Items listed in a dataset
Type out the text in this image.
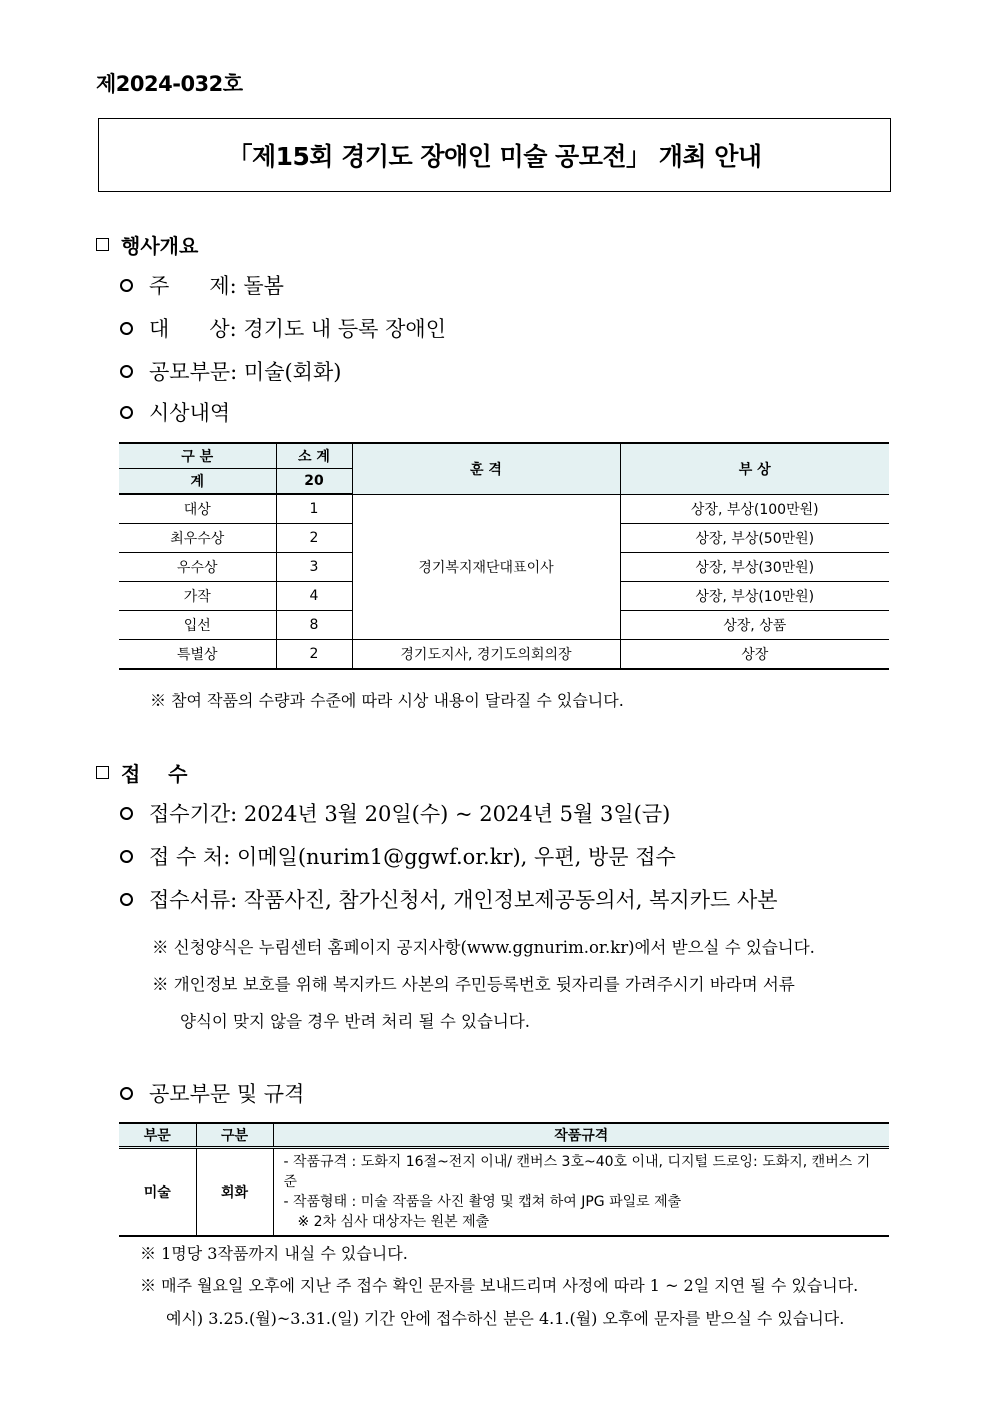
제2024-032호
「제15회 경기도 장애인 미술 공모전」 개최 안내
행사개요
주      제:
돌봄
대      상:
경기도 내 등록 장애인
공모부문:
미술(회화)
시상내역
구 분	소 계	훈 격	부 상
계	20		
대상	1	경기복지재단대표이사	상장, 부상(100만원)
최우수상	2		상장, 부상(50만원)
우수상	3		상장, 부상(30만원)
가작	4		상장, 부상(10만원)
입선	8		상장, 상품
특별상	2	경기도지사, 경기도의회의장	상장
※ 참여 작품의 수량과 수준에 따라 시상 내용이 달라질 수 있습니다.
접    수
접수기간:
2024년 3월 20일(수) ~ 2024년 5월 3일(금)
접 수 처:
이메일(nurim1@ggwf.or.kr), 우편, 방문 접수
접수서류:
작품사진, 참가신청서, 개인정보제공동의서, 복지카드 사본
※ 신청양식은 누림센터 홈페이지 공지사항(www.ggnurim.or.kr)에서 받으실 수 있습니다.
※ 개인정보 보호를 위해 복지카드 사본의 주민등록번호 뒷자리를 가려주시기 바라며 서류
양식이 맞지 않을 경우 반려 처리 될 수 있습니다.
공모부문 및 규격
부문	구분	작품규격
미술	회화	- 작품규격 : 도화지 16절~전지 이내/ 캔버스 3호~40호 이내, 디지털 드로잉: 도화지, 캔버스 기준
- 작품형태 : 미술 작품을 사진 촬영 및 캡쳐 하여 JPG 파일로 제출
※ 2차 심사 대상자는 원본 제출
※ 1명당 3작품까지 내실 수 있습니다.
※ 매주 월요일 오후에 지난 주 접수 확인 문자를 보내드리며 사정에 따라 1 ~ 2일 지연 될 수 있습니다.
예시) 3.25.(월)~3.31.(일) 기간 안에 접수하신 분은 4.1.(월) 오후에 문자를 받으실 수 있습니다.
* * *
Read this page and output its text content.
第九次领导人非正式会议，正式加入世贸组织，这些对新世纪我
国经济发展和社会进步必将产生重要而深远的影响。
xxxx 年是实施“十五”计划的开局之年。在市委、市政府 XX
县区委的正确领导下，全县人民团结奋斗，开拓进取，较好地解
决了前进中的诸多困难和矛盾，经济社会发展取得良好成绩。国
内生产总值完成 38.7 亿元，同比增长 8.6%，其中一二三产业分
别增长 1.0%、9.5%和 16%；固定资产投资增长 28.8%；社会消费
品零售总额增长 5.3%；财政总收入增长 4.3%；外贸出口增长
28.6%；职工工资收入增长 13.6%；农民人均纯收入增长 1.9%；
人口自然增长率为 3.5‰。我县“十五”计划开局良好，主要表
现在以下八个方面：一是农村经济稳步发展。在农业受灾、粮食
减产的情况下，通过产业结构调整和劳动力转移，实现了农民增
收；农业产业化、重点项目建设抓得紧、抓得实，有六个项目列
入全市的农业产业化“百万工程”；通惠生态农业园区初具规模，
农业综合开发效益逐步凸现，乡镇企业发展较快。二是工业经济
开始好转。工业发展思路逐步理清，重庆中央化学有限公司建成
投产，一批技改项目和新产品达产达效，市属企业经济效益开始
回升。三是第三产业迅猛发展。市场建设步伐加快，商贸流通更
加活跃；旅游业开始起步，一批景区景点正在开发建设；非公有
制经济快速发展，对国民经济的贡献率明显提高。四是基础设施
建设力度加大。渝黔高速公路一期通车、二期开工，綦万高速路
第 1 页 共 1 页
* * *
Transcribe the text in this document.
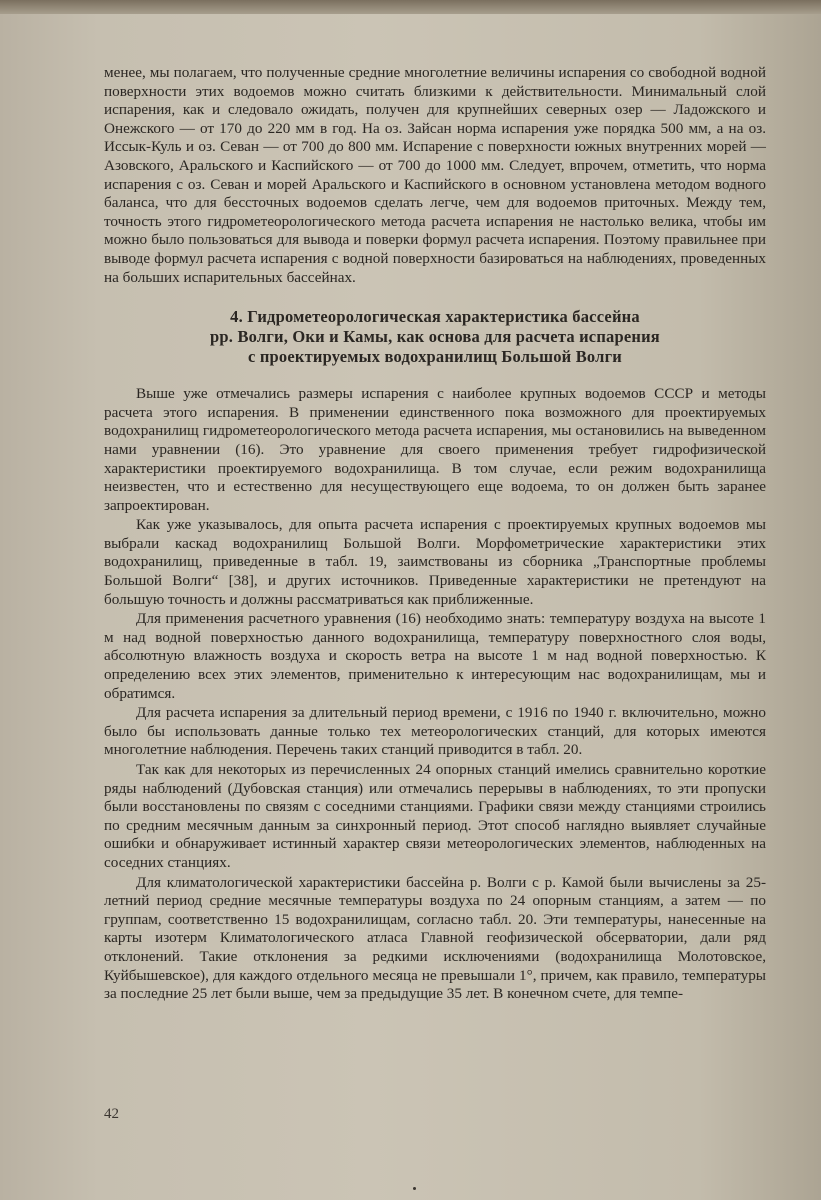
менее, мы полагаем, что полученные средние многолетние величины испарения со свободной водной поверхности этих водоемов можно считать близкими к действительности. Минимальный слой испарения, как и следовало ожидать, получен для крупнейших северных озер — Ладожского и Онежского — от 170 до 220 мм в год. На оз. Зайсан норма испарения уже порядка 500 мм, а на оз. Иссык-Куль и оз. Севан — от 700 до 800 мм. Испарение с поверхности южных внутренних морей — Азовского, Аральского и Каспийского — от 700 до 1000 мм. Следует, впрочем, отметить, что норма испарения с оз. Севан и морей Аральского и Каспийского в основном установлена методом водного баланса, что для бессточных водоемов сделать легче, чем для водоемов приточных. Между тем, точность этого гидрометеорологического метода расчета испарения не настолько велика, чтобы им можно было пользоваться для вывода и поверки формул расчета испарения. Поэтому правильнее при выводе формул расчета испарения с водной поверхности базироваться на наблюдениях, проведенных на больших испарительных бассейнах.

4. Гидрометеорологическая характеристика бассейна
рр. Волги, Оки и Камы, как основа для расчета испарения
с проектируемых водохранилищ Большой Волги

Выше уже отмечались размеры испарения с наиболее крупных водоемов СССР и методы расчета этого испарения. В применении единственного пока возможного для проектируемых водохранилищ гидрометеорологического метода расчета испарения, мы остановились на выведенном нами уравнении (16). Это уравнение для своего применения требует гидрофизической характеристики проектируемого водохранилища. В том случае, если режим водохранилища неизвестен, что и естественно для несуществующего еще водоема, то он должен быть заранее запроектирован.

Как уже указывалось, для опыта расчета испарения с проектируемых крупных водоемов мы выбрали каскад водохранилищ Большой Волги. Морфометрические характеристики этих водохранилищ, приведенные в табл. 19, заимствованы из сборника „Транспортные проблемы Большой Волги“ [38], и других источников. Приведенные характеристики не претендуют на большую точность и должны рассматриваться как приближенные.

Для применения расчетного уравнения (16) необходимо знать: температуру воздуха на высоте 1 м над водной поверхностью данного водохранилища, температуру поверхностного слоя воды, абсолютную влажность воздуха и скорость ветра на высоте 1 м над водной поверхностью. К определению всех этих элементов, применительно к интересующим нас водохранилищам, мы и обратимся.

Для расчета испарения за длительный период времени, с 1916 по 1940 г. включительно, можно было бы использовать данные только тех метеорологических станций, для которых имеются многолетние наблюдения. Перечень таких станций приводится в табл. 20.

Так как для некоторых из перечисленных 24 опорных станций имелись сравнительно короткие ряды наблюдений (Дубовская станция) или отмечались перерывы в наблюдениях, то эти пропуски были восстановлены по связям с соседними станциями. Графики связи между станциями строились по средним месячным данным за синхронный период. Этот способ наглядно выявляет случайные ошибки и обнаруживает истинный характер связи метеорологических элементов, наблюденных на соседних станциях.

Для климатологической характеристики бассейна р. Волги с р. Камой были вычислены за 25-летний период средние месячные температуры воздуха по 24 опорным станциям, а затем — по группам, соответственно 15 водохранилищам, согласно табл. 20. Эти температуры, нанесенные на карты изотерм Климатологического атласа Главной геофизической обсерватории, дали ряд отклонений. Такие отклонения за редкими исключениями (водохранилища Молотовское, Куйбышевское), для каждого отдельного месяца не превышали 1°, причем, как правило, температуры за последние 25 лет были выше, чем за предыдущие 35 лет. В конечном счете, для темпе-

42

◆ **EXERCISE**
Copy each line above that contains the string "средние".

◆ **SOLUTION FOR THIS PROBLEM**
менее, мы полагаем, что полученные средние многолетние величины испарения со свободной водной поверхности этих водоемов можно считать близкими к действительности. Минимальный слой испарения, как и следовало ожидать, получен для крупнейших северных озер — Ладожского и Онежского — от 170 до 220 мм в год. На оз. Зайсан норма испарения уже порядка 500 мм, а на оз. Иссык-Куль и оз. Севан — от 700 до 800 мм. Испарение с поверхности южных внутренних морей — Азовского, Аральского и Каспийского — от 700 до 1000 мм. Следует, впрочем, отметить, что норма испарения с оз. Севан и морей Аральского и Каспийского в основном установлена методом водного баланса, что для бессточных водоемов сделать легче, чем для водоемов приточных. Между тем, точность этого гидрометеорологического метода расчета испарения не настолько велика, чтобы им можно было пользоваться для вывода и поверки формул расчета испарения. Поэтому правильнее при выводе формул расчета испарения с водной поверхности базироваться на наблюдениях, проведенных на больших испарительных бассейнах.
Для климатологической характеристики бассейна р. Волги с р. Камой были вычислены за 25-летний период средние месячные температуры воздуха по 24 опорным станциям, а затем — по группам, соответственно 15 водохранилищам, согласно табл. 20. Эти температуры, нанесенные на карты изотерм Климатологического атласа Главной геофизической обсерватории, дали ряд отклонений. Такие отклонения за редкими исключениями (водохранилища Молотовское, Куйбышевское), для каждого отдельного месяца не превышали 1°, причем, как правило, температуры за последние 25 лет были выше, чем за предыдущие 35 лет. В конечном счете, для темпе-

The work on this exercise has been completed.